Stored records
§ §

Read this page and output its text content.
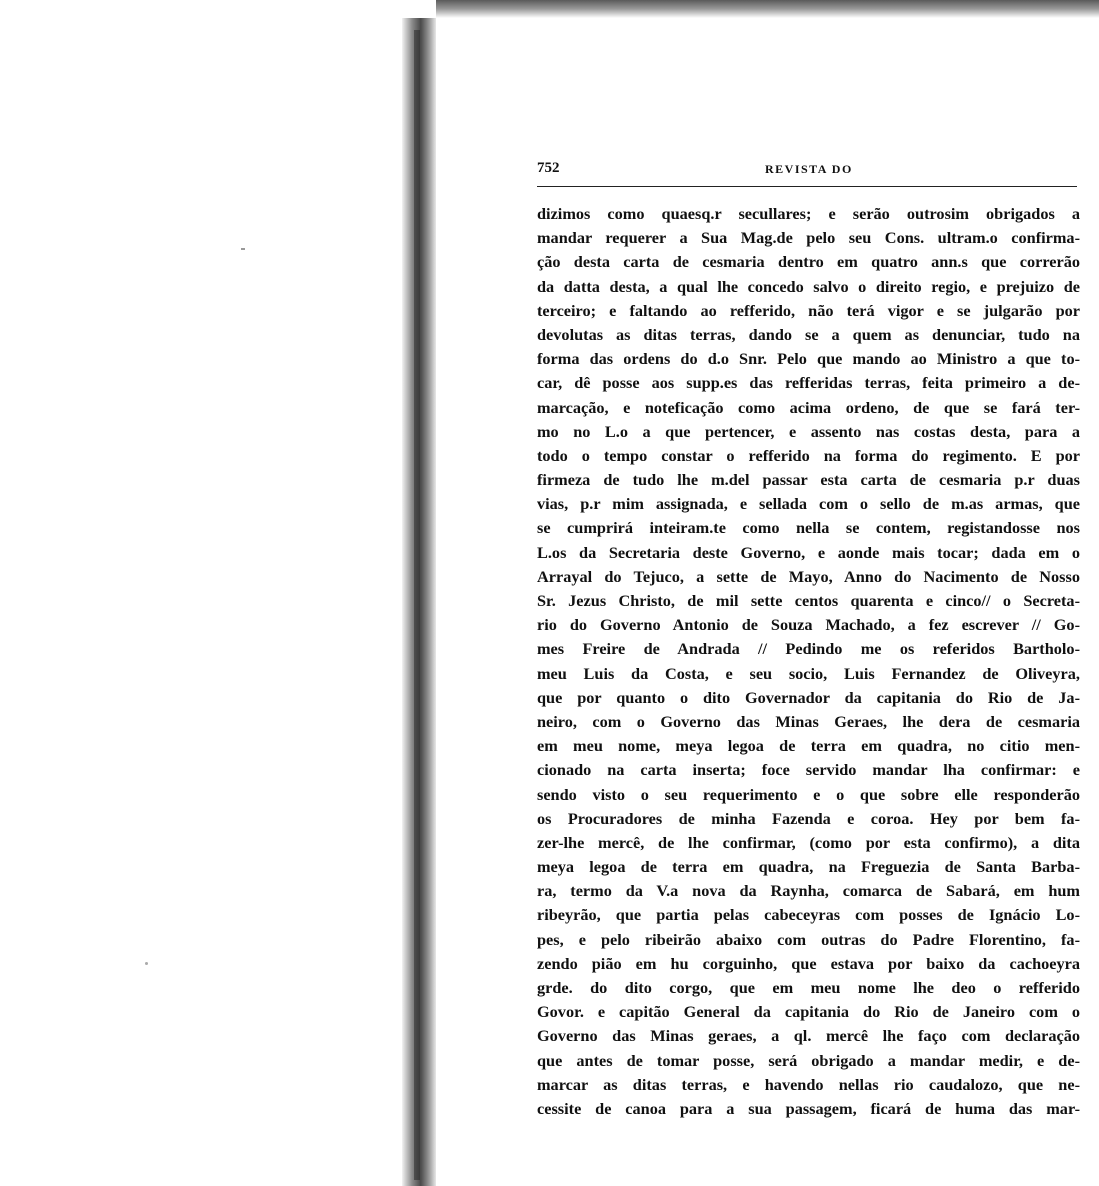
752	REVISTA DO
dizimos como quaesq.r secullares; e serão outrosim obrigados a
mandar requerer a Sua Mag.de pelo seu Cons. ultram.o confirma-
ção desta carta de cesmaria dentro em quatro ann.s que correrão
da datta desta, a qual lhe concedo salvo o direito regio, e prejuizo de
terceiro; e faltando ao refferido, não terá vigor e se julgarão por
devolutas as ditas terras, dando se a quem as denunciar, tudo na
forma das ordens do d.o Snr. Pelo que mando ao Ministro a que to-
car, dê posse aos supp.es das refferidas terras, feita primeiro a de-
marcação, e noteficação como acima ordeno, de que se fará ter-
mo no L.o a que pertencer, e assento nas costas desta, para a
todo o tempo constar o refferido na forma do regimento. E por
firmeza de tudo lhe m.del passar esta carta de cesmaria p.r duas
vias, p.r mim assignada, e sellada com o sello de m.as armas, que
se cumprirá inteiram.te como nella se contem, registandosse nos
L.os da Secretaria deste Governo, e aonde mais tocar; dada em o
Arrayal do Tejuco, a sette de Mayo, Anno do Nacimento de Nosso
Sr. Jezus Christo, de mil sette centos quarenta e cinco// o Secreta-
rio do Governo Antonio de Souza Machado, a fez escrever // Go-
mes Freire de Andrada // Pedindo me os referidos Bartholo-
meu Luis da Costa, e seu socio, Luis Fernandez de Oliveyra,
que por quanto o dito Governador da capitania do Rio de Ja-
neiro, com o Governo das Minas Geraes, lhe dera de cesmaria
em meu nome, meya legoa de terra em quadra, no citio men-
cionado na carta inserta; foce servido mandar lha confirmar: e
sendo visto o seu requerimento e o que sobre elle responderão
os Procuradores de minha Fazenda e coroa. Hey por bem fa-
zer-lhe mercê, de lhe confirmar, (como por esta confirmo), a dita
meya legoa de terra em quadra, na Freguezia de Santa Barba-
ra, termo da V.a nova da Raynha, comarca de Sabará, em hum
ribeyrão, que partia pelas cabeceyras com posses de Ignácio Lo-
pes, e pelo ribeirão abaixo com outras do Padre Florentino, fa-
zendo pião em hu corguinho, que estava por baixo da cachoeyra
grde. do dito corgo, que em meu nome lhe deo o refferido
Govor. e capitão General da capitania do Rio de Janeiro com o
Governo das Minas geraes, a ql. mercê lhe faço com declaração
que antes de tomar posse, será obrigado a mandar medir, e de-
marcar as ditas terras, e havendo nellas rio caudalozo, que ne-
cessite de canoa para a sua passagem, ficará de huma das mar-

§ §

> _Problem description_
Please write out all of the material above without changing a word, and omit any pictures.

> _Written answer_
Read this page and output its text content.
752	REVISTA DO
dizimos como quaesq.r secullares; e serão outrosim obrigados a
mandar requerer a Sua Mag.de pelo seu Cons. ultram.o confirma-
ção desta carta de cesmaria dentro em quatro ann.s que correrão
da datta desta, a qual lhe concedo salvo o direito regio, e prejuizo de
terceiro; e faltando ao refferido, não terá vigor e se julgarão por
devolutas as ditas terras, dando se a quem as denunciar, tudo na
forma das ordens do d.o Snr. Pelo que mando ao Ministro a que to-
car, dê posse aos supp.es das refferidas terras, feita primeiro a de-
marcação, e noteficação como acima ordeno, de que se fará ter-
mo no L.o a que pertencer, e assento nas costas desta, para a
todo o tempo constar o refferido na forma do regimento. E por
firmeza de tudo lhe m.del passar esta carta de cesmaria p.r duas
vias, p.r mim assignada, e sellada com o sello de m.as armas, que
se cumprirá inteiram.te como nella se contem, registandosse nos
L.os da Secretaria deste Governo, e aonde mais tocar; dada em o
Arrayal do Tejuco, a sette de Mayo, Anno do Nacimento de Nosso
Sr. Jezus Christo, de mil sette centos quarenta e cinco// o Secreta-
rio do Governo Antonio de Souza Machado, a fez escrever // Go-
mes Freire de Andrada // Pedindo me os referidos Bartholo-
meu Luis da Costa, e seu socio, Luis Fernandez de Oliveyra,
que por quanto o dito Governador da capitania do Rio de Ja-
neiro, com o Governo das Minas Geraes, lhe dera de cesmaria
em meu nome, meya legoa de terra em quadra, no citio men-
cionado na carta inserta; foce servido mandar lha confirmar: e
sendo visto o seu requerimento e o que sobre elle responderão
os Procuradores de minha Fazenda e coroa. Hey por bem fa-
zer-lhe mercê, de lhe confirmar, (como por esta confirmo), a dita
meya legoa de terra em quadra, na Freguezia de Santa Barba-
ra, termo da V.a nova da Raynha, comarca de Sabará, em hum
ribeyrão, que partia pelas cabeceyras com posses de Ignácio Lo-
pes, e pelo ribeirão abaixo com outras do Padre Florentino, fa-
zendo pião em hu corguinho, que estava por baixo da cachoeyra
grde. do dito corgo, que em meu nome lhe deo o refferido
Govor. e capitão General da capitania do Rio de Janeiro com o
Governo das Minas geraes, a ql. mercê lhe faço com declaração
que antes de tomar posse, será obrigado a mandar medir, e de-
marcar as ditas terras, e havendo nellas rio caudalozo, que ne-
cessite de canoa para a sua passagem, ficará de huma das mar-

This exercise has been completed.